▶ _Task prompt_
Pull every line containing "ROMSEY" from the entries.

─── Source data

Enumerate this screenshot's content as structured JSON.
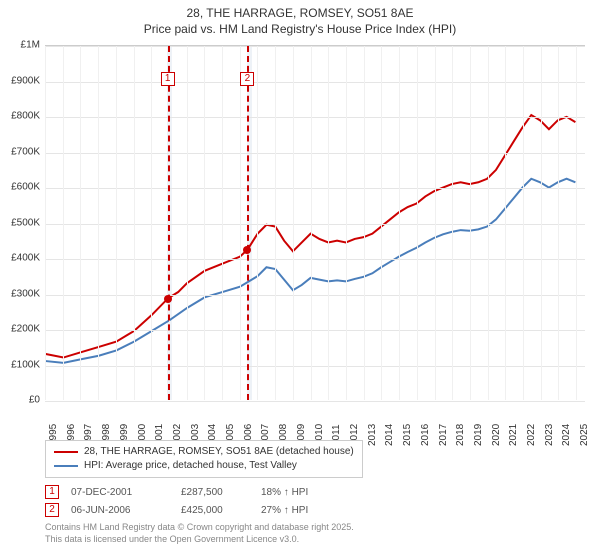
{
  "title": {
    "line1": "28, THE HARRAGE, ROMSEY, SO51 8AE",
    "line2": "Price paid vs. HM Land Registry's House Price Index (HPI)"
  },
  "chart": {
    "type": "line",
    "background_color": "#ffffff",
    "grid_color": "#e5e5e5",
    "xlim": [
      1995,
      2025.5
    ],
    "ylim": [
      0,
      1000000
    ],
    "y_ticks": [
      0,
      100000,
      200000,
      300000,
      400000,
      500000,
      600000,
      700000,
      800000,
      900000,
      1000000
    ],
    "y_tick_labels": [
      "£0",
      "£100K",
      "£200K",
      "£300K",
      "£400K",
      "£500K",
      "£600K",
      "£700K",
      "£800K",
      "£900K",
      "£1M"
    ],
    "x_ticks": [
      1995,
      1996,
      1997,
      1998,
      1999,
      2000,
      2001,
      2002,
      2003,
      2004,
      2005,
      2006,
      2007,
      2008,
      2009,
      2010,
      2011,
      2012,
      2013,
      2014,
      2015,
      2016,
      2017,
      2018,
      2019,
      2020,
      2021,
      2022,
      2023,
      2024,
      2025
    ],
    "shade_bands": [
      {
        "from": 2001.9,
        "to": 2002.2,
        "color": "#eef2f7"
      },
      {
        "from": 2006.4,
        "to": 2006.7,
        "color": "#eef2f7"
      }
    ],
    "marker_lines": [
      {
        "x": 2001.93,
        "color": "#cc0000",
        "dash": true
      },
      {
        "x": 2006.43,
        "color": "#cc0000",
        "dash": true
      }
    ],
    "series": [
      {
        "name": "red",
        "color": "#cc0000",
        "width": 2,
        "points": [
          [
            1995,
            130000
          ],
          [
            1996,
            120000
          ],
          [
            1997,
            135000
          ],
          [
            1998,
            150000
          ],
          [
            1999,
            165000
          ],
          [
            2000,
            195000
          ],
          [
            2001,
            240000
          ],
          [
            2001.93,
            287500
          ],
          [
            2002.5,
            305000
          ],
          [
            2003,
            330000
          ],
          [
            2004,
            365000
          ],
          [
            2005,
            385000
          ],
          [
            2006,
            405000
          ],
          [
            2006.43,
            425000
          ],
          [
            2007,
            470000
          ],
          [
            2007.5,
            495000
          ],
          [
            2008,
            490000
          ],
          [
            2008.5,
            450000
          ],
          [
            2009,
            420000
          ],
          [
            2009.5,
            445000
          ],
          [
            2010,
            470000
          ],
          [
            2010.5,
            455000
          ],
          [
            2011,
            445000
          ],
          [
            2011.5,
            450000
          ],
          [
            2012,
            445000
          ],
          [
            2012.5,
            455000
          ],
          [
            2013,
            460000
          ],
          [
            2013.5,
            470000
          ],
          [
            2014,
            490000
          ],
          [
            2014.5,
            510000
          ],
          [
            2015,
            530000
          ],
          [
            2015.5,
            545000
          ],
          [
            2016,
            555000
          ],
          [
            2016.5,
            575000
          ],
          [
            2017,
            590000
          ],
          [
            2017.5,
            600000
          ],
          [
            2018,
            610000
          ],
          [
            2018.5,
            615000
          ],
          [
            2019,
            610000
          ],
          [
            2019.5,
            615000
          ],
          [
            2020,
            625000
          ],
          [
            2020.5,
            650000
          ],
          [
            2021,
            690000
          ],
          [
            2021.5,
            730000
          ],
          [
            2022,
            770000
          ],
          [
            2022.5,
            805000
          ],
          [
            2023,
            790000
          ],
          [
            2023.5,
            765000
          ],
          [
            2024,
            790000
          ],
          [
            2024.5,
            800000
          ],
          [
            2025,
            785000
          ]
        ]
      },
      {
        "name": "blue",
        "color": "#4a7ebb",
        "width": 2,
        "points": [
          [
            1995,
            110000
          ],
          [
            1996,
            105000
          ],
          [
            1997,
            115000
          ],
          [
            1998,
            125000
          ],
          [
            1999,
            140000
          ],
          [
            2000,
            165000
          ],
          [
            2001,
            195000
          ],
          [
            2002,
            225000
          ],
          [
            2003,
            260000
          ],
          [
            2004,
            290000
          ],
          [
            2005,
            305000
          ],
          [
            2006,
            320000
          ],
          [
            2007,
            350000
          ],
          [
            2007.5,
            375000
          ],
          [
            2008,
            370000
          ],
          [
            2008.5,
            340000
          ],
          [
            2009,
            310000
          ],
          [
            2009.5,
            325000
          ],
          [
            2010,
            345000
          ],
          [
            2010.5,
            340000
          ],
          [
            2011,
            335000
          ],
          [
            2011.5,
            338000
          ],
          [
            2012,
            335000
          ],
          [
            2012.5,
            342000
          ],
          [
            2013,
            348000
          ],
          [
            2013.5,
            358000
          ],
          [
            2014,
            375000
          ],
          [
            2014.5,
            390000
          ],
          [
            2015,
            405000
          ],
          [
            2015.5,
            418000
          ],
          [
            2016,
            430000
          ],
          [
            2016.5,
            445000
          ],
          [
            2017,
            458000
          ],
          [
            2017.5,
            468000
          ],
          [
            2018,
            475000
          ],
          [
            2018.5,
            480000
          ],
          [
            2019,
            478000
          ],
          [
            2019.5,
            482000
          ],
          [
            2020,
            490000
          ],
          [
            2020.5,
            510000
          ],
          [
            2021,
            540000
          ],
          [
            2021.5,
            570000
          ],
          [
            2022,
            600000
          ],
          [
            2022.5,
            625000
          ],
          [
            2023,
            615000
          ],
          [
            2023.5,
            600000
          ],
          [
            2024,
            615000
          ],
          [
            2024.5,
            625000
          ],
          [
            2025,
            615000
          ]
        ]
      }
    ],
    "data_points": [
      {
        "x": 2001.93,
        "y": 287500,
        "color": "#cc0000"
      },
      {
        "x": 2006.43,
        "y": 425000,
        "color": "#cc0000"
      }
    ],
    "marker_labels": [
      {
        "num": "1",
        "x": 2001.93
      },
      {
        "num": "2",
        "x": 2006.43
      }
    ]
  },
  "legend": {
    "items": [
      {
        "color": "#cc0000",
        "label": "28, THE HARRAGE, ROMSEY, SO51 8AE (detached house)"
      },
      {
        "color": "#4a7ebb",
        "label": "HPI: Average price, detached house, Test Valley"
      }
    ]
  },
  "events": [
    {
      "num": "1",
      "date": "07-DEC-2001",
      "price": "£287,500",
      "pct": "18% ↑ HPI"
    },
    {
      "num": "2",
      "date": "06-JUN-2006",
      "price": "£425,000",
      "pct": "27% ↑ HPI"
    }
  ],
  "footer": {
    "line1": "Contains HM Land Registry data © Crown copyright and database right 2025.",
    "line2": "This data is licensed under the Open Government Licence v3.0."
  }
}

──────

▶ _The answer_
    "line1": "28, THE HARRAGE, ROMSEY, SO51 8AE",
        "label": "28, THE HARRAGE, ROMSEY, SO51 8AE (detached house)"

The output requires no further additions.